** start Exercise data **

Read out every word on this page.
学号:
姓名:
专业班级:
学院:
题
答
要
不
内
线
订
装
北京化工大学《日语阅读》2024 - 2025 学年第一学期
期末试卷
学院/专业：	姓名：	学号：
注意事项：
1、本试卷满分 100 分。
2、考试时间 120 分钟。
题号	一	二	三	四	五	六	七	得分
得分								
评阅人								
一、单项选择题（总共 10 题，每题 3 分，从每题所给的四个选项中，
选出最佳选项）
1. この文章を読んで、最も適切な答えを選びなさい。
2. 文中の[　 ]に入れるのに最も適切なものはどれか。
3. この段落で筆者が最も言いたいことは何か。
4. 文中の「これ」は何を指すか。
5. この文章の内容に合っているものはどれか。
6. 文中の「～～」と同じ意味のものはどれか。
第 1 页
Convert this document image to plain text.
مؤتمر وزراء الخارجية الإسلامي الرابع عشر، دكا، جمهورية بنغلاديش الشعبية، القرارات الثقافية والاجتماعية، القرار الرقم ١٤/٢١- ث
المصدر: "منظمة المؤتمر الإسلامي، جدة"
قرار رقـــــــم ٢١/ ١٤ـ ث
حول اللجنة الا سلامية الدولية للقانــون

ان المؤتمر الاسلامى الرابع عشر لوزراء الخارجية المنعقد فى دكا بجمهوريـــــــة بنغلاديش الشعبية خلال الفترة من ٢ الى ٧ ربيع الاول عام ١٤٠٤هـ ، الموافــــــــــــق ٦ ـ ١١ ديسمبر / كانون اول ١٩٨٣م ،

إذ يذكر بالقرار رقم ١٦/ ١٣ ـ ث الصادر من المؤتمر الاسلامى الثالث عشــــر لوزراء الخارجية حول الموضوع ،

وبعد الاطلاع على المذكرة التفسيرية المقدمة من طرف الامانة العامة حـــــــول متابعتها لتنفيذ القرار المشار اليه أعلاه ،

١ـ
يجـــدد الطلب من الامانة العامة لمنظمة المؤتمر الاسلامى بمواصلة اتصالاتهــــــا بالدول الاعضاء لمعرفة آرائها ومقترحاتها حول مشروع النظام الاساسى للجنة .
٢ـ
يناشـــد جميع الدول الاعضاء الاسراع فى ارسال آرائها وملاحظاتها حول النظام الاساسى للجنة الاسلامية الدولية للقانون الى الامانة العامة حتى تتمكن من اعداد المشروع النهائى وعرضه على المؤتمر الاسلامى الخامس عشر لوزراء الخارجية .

** end Exercise data **

* Given instruction
Write out the entries above word for word.

* Written solution
Read out every word on this page.
学号:
姓名:
专业班级:
学院:
题
答
要
不
内
线
订
装
北京化工大学《日语阅读》2024 - 2025 学年第一学期
期末试卷
学院/专业：	姓名：	学号：
注意事项：
1、本试卷满分 100 分。
2、考试时间 120 分钟。
题号	一	二	三	四	五	六	七	得分
得分								
评阅人								
一、单项选择题（总共 10 题，每题 3 分，从每题所给的四个选项中，
选出最佳选项）
1. この文章を読んで、最も適切な答えを選びなさい。
2. 文中の[　 ]に入れるのに最も適切なものはどれか。
3. この段落で筆者が最も言いたいことは何か。
4. 文中の「これ」は何を指すか。
5. この文章の内容に合っているものはどれか。
6. 文中の「～～」と同じ意味のものはどれか。
第 1 页
Convert this document image to plain text.
مؤتمر وزراء الخارجية الإسلامي الرابع عشر، دكا، جمهورية بنغلاديش الشعبية، القرارات الثقافية والاجتماعية، القرار الرقم ١٤/٢١- ث
المصدر: "منظمة المؤتمر الإسلامي، جدة"
قرار رقـــــــم ٢١/ ١٤ـ ث
حول اللجنة الا سلامية الدولية للقانــون

ان المؤتمر الاسلامى الرابع عشر لوزراء الخارجية المنعقد فى دكا بجمهوريـــــــة بنغلاديش الشعبية خلال الفترة من ٢ الى ٧ ربيع الاول عام ١٤٠٤هـ ، الموافــــــــــــق ٦ ـ ١١ ديسمبر / كانون اول ١٩٨٣م ،

إذ يذكر بالقرار رقم ١٦/ ١٣ ـ ث الصادر من المؤتمر الاسلامى الثالث عشــــر لوزراء الخارجية حول الموضوع ،

وبعد الاطلاع على المذكرة التفسيرية المقدمة من طرف الامانة العامة حـــــــول متابعتها لتنفيذ القرار المشار اليه أعلاه ،

١ـ
يجـــدد الطلب من الامانة العامة لمنظمة المؤتمر الاسلامى بمواصلة اتصالاتهــــــا بالدول الاعضاء لمعرفة آرائها ومقترحاتها حول مشروع النظام الاساسى للجنة .
٢ـ
يناشـــد جميع الدول الاعضاء الاسراع فى ارسال آرائها وملاحظاتها حول النظام الاساسى للجنة الاسلامية الدولية للقانون الى الامانة العامة حتى تتمكن من اعداد المشروع النهائى وعرضه على المؤتمر الاسلامى الخامس عشر لوزراء الخارجية .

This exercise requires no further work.